PROVIDED DATA:

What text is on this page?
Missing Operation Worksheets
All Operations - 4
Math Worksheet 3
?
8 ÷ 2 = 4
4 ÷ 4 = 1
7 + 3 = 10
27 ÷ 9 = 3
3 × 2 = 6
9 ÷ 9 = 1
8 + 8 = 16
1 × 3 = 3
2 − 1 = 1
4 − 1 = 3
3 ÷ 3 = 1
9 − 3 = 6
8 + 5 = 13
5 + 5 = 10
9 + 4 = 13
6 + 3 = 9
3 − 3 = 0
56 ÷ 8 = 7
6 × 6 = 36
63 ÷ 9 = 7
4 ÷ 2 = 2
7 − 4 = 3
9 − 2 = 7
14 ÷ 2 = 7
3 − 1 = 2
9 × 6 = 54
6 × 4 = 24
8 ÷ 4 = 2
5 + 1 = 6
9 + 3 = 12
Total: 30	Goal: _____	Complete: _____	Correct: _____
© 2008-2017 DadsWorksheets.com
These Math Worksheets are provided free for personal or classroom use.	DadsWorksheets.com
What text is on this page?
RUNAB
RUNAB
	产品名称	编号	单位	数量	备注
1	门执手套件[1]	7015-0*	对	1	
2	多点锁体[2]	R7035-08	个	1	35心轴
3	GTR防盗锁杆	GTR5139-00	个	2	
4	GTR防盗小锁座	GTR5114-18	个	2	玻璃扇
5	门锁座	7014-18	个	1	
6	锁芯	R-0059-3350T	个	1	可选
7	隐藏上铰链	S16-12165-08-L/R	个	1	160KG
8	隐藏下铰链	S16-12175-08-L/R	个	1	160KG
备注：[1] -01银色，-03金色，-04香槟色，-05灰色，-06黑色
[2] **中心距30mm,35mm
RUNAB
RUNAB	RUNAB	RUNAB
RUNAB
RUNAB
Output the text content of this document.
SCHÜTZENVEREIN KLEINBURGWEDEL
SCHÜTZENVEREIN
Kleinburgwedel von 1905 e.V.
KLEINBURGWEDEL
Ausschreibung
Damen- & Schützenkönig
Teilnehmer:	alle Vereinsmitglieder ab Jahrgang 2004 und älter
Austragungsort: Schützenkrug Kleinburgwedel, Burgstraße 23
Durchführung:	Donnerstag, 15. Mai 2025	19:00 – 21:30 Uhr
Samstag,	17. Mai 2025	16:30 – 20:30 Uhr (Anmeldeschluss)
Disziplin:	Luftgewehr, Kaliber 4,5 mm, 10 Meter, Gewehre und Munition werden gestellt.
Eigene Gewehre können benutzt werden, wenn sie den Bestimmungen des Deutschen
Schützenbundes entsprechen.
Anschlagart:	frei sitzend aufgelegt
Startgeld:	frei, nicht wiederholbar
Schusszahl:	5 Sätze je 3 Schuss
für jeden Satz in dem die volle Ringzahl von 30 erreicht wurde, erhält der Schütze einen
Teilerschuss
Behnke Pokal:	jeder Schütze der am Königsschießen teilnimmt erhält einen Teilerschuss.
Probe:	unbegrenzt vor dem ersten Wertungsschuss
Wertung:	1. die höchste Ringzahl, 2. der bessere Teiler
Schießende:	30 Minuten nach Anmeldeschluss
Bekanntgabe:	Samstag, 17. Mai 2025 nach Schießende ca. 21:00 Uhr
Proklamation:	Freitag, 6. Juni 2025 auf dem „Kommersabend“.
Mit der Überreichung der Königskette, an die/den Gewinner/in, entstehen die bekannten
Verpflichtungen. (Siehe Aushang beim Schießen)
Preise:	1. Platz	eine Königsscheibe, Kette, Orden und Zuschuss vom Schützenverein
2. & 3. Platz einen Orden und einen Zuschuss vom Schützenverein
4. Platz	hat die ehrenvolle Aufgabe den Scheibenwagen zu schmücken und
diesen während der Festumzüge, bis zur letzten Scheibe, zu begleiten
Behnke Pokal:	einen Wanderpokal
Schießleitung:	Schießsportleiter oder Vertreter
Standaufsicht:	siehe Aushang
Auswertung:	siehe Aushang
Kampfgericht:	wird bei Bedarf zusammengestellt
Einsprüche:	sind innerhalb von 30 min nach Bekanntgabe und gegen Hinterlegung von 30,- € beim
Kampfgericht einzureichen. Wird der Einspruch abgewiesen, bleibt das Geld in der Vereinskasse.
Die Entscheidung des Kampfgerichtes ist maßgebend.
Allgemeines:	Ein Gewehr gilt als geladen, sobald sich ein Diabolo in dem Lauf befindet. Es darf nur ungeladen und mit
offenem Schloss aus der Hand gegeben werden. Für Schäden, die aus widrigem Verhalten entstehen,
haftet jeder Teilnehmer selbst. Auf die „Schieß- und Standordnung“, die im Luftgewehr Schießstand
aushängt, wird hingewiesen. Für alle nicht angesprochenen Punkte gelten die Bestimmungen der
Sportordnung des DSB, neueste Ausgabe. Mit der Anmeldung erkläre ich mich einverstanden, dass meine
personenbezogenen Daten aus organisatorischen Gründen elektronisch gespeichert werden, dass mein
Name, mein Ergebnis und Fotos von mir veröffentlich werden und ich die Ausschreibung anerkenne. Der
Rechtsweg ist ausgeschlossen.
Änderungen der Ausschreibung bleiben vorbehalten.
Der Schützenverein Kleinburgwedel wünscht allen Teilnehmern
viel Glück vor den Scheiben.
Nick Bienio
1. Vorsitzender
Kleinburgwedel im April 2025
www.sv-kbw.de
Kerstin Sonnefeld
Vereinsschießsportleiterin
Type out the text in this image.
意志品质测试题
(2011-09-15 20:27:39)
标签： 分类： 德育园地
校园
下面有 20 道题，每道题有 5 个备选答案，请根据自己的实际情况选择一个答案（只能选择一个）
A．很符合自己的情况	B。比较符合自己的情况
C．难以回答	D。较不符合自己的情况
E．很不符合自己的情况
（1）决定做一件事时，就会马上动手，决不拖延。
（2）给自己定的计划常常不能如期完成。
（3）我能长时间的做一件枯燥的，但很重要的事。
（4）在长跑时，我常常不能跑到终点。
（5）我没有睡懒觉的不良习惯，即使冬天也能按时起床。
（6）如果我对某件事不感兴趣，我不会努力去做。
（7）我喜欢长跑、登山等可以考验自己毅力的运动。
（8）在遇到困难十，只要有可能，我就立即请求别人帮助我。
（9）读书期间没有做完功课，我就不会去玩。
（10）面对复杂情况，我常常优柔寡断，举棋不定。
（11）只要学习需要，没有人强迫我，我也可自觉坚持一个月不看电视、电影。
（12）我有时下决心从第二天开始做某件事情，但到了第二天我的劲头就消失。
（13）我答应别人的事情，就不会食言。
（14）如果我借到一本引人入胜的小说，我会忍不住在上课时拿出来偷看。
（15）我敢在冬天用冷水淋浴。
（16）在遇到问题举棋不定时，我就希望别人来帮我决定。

EXERCISE DESCRIPTION:
Write out the material exactly as given.

FULL ANSWER:
What text is on this page?
Missing Operation Worksheets
All Operations - 4
Math Worksheet 3
?
8 ÷ 2 = 4
4 ÷ 4 = 1
7 + 3 = 10
27 ÷ 9 = 3
3 × 2 = 6
9 ÷ 9 = 1
8 + 8 = 16
1 × 3 = 3
2 − 1 = 1
4 − 1 = 3
3 ÷ 3 = 1
9 − 3 = 6
8 + 5 = 13
5 + 5 = 10
9 + 4 = 13
6 + 3 = 9
3 − 3 = 0
56 ÷ 8 = 7
6 × 6 = 36
63 ÷ 9 = 7
4 ÷ 2 = 2
7 − 4 = 3
9 − 2 = 7
14 ÷ 2 = 7
3 − 1 = 2
9 × 6 = 54
6 × 4 = 24
8 ÷ 4 = 2
5 + 1 = 6
9 + 3 = 12
Total: 30	Goal: _____	Complete: _____	Correct: _____
© 2008-2017 DadsWorksheets.com
These Math Worksheets are provided free for personal or classroom use.	DadsWorksheets.com
What text is on this page?
RUNAB
RUNAB
	产品名称	编号	单位	数量	备注
1	门执手套件[1]	7015-0*	对	1	
2	多点锁体[2]	R7035-08	个	1	35心轴
3	GTR防盗锁杆	GTR5139-00	个	2	
4	GTR防盗小锁座	GTR5114-18	个	2	玻璃扇
5	门锁座	7014-18	个	1	
6	锁芯	R-0059-3350T	个	1	可选
7	隐藏上铰链	S16-12165-08-L/R	个	1	160KG
8	隐藏下铰链	S16-12175-08-L/R	个	1	160KG
备注：[1] -01银色，-03金色，-04香槟色，-05灰色，-06黑色
[2] **中心距30mm,35mm
RUNAB
RUNAB	RUNAB	RUNAB
RUNAB
RUNAB
Output the text content of this document.
SCHÜTZENVEREIN KLEINBURGWEDEL
SCHÜTZENVEREIN
Kleinburgwedel von 1905 e.V.
KLEINBURGWEDEL
Ausschreibung
Damen- & Schützenkönig
Teilnehmer:	alle Vereinsmitglieder ab Jahrgang 2004 und älter
Austragungsort: Schützenkrug Kleinburgwedel, Burgstraße 23
Durchführung:	Donnerstag, 15. Mai 2025	19:00 – 21:30 Uhr
Samstag,	17. Mai 2025	16:30 – 20:30 Uhr (Anmeldeschluss)
Disziplin:	Luftgewehr, Kaliber 4,5 mm, 10 Meter, Gewehre und Munition werden gestellt.
Eigene Gewehre können benutzt werden, wenn sie den Bestimmungen des Deutschen
Schützenbundes entsprechen.
Anschlagart:	frei sitzend aufgelegt
Startgeld:	frei, nicht wiederholbar
Schusszahl:	5 Sätze je 3 Schuss
für jeden Satz in dem die volle Ringzahl von 30 erreicht wurde, erhält der Schütze einen
Teilerschuss
Behnke Pokal:	jeder Schütze der am Königsschießen teilnimmt erhält einen Teilerschuss.
Probe:	unbegrenzt vor dem ersten Wertungsschuss
Wertung:	1. die höchste Ringzahl, 2. der bessere Teiler
Schießende:	30 Minuten nach Anmeldeschluss
Bekanntgabe:	Samstag, 17. Mai 2025 nach Schießende ca. 21:00 Uhr
Proklamation:	Freitag, 6. Juni 2025 auf dem „Kommersabend“.
Mit der Überreichung der Königskette, an die/den Gewinner/in, entstehen die bekannten
Verpflichtungen. (Siehe Aushang beim Schießen)
Preise:	1. Platz	eine Königsscheibe, Kette, Orden und Zuschuss vom Schützenverein
2. & 3. Platz einen Orden und einen Zuschuss vom Schützenverein
4. Platz	hat die ehrenvolle Aufgabe den Scheibenwagen zu schmücken und
diesen während der Festumzüge, bis zur letzten Scheibe, zu begleiten
Behnke Pokal:	einen Wanderpokal
Schießleitung:	Schießsportleiter oder Vertreter
Standaufsicht:	siehe Aushang
Auswertung:	siehe Aushang
Kampfgericht:	wird bei Bedarf zusammengestellt
Einsprüche:	sind innerhalb von 30 min nach Bekanntgabe und gegen Hinterlegung von 30,- € beim
Kampfgericht einzureichen. Wird der Einspruch abgewiesen, bleibt das Geld in der Vereinskasse.
Die Entscheidung des Kampfgerichtes ist maßgebend.
Allgemeines:	Ein Gewehr gilt als geladen, sobald sich ein Diabolo in dem Lauf befindet. Es darf nur ungeladen und mit
offenem Schloss aus der Hand gegeben werden. Für Schäden, die aus widrigem Verhalten entstehen,
haftet jeder Teilnehmer selbst. Auf die „Schieß- und Standordnung“, die im Luftgewehr Schießstand
aushängt, wird hingewiesen. Für alle nicht angesprochenen Punkte gelten die Bestimmungen der
Sportordnung des DSB, neueste Ausgabe. Mit der Anmeldung erkläre ich mich einverstanden, dass meine
personenbezogenen Daten aus organisatorischen Gründen elektronisch gespeichert werden, dass mein
Name, mein Ergebnis und Fotos von mir veröffentlich werden und ich die Ausschreibung anerkenne. Der
Rechtsweg ist ausgeschlossen.
Änderungen der Ausschreibung bleiben vorbehalten.
Der Schützenverein Kleinburgwedel wünscht allen Teilnehmern
viel Glück vor den Scheiben.
Nick Bienio
1. Vorsitzender
Kleinburgwedel im April 2025
www.sv-kbw.de
Kerstin Sonnefeld
Vereinsschießsportleiterin
Type out the text in this image.
意志品质测试题
(2011-09-15 20:27:39)
标签： 分类： 德育园地
校园
下面有 20 道题，每道题有 5 个备选答案，请根据自己的实际情况选择一个答案（只能选择一个）
A．很符合自己的情况	B。比较符合自己的情况
C．难以回答	D。较不符合自己的情况
E．很不符合自己的情况
（1）决定做一件事时，就会马上动手，决不拖延。
（2）给自己定的计划常常不能如期完成。
（3）我能长时间的做一件枯燥的，但很重要的事。
（4）在长跑时，我常常不能跑到终点。
（5）我没有睡懒觉的不良习惯，即使冬天也能按时起床。
（6）如果我对某件事不感兴趣，我不会努力去做。
（7）我喜欢长跑、登山等可以考验自己毅力的运动。
（8）在遇到困难十，只要有可能，我就立即请求别人帮助我。
（9）读书期间没有做完功课，我就不会去玩。
（10）面对复杂情况，我常常优柔寡断，举棋不定。
（11）只要学习需要，没有人强迫我，我也可自觉坚持一个月不看电视、电影。
（12）我有时下决心从第二天开始做某件事情，但到了第二天我的劲头就消失。
（13）我答应别人的事情，就不会食言。
（14）如果我借到一本引人入胜的小说，我会忍不住在上课时拿出来偷看。
（15）我敢在冬天用冷水淋浴。
（16）在遇到问题举棋不定时，我就希望别人来帮我决定。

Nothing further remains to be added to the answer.